* GOAL OF THE EXERCISE
Every line holding the string "username" should be gathered.

* DATA SUPPLIED
• • • • •

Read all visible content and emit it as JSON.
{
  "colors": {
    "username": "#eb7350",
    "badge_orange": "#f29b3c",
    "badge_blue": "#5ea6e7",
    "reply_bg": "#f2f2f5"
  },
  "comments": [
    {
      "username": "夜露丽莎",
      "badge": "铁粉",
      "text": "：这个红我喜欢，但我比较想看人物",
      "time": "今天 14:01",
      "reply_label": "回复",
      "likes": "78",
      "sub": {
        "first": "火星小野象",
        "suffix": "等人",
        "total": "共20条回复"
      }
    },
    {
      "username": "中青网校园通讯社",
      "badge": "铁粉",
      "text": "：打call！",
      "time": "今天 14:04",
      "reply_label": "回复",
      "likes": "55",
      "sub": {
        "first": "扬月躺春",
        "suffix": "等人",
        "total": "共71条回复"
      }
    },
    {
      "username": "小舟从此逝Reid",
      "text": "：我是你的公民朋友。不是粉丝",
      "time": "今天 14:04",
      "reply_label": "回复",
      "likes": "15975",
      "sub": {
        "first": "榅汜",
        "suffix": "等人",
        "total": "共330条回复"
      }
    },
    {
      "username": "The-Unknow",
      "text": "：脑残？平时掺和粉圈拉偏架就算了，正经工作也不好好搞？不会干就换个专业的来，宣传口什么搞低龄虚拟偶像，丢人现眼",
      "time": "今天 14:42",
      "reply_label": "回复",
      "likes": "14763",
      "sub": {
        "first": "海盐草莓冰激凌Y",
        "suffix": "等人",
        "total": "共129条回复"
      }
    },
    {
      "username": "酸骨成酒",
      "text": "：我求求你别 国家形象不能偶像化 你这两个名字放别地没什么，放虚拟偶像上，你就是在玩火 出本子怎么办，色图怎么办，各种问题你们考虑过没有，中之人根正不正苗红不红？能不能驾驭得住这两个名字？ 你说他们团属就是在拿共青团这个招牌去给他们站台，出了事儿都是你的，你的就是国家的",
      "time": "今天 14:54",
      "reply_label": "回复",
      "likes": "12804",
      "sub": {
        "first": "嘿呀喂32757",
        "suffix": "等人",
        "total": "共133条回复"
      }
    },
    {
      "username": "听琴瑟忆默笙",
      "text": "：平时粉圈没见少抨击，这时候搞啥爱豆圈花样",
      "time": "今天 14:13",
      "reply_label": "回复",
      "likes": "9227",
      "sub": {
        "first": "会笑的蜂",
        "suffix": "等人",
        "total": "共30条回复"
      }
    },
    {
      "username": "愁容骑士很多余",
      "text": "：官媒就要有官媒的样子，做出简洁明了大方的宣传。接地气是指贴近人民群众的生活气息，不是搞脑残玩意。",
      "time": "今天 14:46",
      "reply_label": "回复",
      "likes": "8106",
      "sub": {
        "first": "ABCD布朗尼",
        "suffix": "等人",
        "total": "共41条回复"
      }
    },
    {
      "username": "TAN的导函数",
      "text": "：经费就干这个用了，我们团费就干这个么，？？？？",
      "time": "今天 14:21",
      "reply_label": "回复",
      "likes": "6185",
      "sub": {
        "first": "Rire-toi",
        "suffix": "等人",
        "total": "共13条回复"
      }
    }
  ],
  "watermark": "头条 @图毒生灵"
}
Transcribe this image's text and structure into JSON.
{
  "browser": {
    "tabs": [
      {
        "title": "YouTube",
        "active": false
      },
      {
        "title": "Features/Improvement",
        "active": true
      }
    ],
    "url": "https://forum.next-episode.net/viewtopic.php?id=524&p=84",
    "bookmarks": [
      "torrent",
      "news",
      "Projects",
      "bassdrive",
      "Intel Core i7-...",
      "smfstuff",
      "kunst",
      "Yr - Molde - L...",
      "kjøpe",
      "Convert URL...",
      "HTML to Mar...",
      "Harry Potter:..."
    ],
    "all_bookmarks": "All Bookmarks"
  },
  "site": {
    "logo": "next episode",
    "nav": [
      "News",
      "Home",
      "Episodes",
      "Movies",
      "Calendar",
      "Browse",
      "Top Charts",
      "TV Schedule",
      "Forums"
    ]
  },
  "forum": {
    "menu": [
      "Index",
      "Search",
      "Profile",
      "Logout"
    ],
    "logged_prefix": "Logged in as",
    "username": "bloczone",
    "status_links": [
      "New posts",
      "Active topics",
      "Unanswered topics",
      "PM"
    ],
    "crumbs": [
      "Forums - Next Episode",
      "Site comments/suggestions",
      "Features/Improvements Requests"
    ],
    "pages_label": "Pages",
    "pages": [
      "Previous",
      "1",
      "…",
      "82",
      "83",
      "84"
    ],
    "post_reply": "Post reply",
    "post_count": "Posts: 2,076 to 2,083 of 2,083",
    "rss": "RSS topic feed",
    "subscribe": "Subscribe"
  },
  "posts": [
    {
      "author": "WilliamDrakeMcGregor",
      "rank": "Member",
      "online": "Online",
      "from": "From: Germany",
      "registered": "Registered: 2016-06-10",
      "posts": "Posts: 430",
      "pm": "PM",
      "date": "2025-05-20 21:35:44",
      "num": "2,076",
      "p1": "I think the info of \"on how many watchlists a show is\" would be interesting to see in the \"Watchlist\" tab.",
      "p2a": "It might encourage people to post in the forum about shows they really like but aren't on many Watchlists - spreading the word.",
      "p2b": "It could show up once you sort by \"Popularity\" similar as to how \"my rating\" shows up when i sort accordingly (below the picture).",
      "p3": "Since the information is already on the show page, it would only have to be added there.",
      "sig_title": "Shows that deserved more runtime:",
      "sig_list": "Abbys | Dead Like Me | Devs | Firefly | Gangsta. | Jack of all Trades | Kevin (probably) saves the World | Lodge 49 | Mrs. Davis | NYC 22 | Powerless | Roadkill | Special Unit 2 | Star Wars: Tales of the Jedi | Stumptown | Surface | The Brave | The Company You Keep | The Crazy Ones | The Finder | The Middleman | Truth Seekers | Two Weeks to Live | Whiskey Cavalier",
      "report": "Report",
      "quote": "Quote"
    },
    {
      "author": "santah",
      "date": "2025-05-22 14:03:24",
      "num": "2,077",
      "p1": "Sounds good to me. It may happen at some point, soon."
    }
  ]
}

• • • • •

* OUTPUT OF THE TASK
    "username": "#eb7350",
      "username": "夜露丽莎",
      "username": "中青网校园通讯社",
      "username": "小舟从此逝Reid",
      "username": "The-Unknow",
      "username": "酸骨成酒",
      "username": "听琴瑟忆默笙",
      "username": "愁容骑士很多余",
      "username": "TAN的导函数",
    "username": "bloczone",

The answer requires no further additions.